#### Exercise input
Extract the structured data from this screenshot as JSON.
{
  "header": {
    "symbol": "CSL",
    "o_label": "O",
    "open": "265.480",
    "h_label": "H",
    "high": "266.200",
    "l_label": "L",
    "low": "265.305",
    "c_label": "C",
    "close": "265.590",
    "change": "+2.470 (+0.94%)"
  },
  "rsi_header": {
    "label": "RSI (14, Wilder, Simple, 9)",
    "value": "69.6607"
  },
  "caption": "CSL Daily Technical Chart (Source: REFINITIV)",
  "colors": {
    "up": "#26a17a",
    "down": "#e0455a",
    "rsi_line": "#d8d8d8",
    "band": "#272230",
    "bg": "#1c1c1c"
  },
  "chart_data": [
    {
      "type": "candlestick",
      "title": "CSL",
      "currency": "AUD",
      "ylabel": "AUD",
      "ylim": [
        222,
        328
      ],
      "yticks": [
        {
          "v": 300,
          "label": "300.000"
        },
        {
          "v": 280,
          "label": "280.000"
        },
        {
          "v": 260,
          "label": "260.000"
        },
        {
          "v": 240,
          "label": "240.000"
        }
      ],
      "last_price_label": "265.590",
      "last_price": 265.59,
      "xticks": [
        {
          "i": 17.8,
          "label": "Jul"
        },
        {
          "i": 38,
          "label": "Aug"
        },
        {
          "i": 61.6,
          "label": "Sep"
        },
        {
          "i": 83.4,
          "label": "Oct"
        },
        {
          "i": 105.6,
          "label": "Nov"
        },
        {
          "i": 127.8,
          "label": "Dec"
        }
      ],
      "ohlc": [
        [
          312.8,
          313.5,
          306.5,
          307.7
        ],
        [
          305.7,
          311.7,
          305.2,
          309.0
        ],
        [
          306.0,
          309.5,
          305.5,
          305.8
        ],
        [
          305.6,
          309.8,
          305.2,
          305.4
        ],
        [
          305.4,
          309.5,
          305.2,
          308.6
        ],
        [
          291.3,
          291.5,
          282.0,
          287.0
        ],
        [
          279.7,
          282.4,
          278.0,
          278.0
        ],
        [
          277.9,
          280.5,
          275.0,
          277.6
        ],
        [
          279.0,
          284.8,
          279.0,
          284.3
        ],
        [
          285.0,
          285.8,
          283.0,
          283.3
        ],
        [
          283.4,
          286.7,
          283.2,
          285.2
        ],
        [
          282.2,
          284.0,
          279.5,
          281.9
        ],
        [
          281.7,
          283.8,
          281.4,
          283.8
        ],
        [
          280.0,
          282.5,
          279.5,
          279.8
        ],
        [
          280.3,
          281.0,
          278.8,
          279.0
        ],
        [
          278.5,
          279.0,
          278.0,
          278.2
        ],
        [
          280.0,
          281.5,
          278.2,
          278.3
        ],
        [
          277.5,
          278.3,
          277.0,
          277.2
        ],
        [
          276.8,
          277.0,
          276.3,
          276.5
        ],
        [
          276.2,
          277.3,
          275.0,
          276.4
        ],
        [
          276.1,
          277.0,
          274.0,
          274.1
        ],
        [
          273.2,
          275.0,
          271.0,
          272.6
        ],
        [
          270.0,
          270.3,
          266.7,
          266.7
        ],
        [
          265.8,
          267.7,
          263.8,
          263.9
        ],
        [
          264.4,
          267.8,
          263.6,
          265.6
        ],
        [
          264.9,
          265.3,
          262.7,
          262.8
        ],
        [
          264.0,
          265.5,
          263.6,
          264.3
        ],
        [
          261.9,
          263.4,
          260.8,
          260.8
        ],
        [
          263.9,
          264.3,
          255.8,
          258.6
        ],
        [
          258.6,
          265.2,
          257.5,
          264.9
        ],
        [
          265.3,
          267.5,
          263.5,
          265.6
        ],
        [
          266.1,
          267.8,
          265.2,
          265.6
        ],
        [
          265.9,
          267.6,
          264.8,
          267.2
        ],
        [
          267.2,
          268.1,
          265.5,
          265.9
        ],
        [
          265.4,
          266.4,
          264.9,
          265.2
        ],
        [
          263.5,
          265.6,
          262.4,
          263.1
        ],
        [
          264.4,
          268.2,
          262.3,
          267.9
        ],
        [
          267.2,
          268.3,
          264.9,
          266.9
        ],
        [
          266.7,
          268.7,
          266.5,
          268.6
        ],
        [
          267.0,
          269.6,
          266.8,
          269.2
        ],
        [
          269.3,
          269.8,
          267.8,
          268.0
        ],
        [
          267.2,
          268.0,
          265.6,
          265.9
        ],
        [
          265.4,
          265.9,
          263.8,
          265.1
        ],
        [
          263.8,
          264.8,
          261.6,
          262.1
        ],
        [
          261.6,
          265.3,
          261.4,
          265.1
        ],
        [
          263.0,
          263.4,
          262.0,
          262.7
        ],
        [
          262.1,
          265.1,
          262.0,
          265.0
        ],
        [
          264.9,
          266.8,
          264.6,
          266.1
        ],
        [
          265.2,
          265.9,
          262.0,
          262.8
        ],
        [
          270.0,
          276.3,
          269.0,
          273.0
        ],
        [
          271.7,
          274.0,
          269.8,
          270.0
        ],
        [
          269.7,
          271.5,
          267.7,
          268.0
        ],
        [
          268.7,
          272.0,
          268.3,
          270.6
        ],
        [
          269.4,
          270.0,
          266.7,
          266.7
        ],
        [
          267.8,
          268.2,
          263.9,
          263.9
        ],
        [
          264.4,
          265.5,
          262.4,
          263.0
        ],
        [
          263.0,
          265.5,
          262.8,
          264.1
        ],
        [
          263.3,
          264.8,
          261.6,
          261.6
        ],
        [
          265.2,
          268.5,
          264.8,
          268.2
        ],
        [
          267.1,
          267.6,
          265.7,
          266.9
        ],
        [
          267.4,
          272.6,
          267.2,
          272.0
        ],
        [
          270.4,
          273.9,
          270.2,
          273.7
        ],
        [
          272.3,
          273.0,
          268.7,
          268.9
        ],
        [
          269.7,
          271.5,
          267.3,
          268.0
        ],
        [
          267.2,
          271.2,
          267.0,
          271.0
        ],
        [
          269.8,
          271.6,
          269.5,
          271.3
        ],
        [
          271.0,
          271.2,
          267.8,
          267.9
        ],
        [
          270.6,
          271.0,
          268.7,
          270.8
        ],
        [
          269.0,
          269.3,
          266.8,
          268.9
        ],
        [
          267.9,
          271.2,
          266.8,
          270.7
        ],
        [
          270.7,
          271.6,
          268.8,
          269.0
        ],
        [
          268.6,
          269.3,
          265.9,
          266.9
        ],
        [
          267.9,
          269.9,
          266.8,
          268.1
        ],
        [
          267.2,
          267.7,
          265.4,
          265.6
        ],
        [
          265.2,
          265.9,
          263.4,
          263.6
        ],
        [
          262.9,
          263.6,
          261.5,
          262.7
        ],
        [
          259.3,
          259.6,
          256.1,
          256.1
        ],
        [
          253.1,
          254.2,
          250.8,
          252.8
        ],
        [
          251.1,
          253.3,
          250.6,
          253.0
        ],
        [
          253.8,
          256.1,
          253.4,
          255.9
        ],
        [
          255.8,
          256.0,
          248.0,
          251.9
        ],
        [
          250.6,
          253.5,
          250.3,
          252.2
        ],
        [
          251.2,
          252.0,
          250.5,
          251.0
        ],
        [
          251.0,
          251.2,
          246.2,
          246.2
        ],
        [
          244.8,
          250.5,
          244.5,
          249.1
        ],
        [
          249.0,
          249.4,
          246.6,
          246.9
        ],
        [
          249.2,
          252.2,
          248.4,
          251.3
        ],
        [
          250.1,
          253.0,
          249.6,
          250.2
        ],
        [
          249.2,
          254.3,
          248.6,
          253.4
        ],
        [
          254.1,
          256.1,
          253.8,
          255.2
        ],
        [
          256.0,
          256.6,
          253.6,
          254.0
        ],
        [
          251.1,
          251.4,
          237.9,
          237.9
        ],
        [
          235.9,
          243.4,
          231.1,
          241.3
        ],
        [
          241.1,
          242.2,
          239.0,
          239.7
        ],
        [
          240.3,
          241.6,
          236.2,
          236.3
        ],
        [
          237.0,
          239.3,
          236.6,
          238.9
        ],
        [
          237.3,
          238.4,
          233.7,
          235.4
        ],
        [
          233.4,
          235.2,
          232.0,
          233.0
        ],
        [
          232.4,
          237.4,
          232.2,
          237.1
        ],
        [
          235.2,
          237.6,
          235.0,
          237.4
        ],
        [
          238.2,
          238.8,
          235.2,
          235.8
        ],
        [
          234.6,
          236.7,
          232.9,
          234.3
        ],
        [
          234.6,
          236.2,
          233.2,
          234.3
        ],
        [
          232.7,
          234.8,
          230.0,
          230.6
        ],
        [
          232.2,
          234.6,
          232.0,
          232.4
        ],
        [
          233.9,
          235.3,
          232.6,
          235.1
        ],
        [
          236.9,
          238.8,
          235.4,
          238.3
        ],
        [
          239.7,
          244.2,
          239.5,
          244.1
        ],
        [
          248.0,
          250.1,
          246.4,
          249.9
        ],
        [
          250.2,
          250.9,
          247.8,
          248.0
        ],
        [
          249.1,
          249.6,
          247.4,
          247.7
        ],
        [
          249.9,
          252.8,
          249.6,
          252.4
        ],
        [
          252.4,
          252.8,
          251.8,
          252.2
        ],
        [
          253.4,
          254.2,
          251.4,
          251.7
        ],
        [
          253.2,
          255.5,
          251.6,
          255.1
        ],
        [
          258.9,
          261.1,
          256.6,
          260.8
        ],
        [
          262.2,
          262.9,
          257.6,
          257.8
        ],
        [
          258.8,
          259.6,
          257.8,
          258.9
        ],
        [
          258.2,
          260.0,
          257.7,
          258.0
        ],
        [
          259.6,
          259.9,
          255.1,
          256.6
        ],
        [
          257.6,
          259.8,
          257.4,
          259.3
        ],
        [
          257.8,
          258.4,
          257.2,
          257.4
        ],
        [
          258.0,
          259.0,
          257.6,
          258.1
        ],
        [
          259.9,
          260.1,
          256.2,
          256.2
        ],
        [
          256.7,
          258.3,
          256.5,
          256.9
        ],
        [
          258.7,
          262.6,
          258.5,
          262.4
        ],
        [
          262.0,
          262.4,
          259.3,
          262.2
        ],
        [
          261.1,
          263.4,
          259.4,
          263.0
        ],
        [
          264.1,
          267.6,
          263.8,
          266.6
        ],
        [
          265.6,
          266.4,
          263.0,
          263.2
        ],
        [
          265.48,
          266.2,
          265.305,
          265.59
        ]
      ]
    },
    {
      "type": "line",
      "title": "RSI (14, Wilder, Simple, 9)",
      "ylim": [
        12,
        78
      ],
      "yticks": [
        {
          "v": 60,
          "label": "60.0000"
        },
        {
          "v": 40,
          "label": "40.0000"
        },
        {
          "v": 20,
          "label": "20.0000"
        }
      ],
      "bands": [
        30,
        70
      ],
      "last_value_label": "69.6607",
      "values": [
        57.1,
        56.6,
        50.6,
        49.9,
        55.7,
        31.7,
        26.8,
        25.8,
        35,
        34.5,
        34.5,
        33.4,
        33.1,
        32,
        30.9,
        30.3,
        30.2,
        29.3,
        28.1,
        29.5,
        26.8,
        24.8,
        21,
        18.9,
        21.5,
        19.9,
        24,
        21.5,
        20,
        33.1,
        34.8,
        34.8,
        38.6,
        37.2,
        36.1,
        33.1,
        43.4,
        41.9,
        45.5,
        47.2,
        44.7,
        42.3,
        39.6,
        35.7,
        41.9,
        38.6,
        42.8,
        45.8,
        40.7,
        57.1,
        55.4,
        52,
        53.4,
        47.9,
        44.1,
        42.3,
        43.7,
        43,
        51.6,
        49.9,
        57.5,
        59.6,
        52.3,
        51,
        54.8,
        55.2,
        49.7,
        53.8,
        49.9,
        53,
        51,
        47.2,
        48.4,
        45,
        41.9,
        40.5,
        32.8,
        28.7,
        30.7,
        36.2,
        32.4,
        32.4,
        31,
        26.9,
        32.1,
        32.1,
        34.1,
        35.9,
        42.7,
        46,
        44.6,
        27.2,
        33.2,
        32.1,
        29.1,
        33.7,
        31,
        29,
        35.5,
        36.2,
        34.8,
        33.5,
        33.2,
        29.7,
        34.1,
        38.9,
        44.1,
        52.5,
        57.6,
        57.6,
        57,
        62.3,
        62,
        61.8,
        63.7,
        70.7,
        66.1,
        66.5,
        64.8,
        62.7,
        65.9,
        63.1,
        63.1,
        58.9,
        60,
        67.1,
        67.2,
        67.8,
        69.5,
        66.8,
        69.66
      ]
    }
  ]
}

#### Request
Identify the lines above with the word "title". Copy them.

#### Solution to the exercise
      "title": "CSL",
      "title": "RSI (14, Wilder, Simple, 9)",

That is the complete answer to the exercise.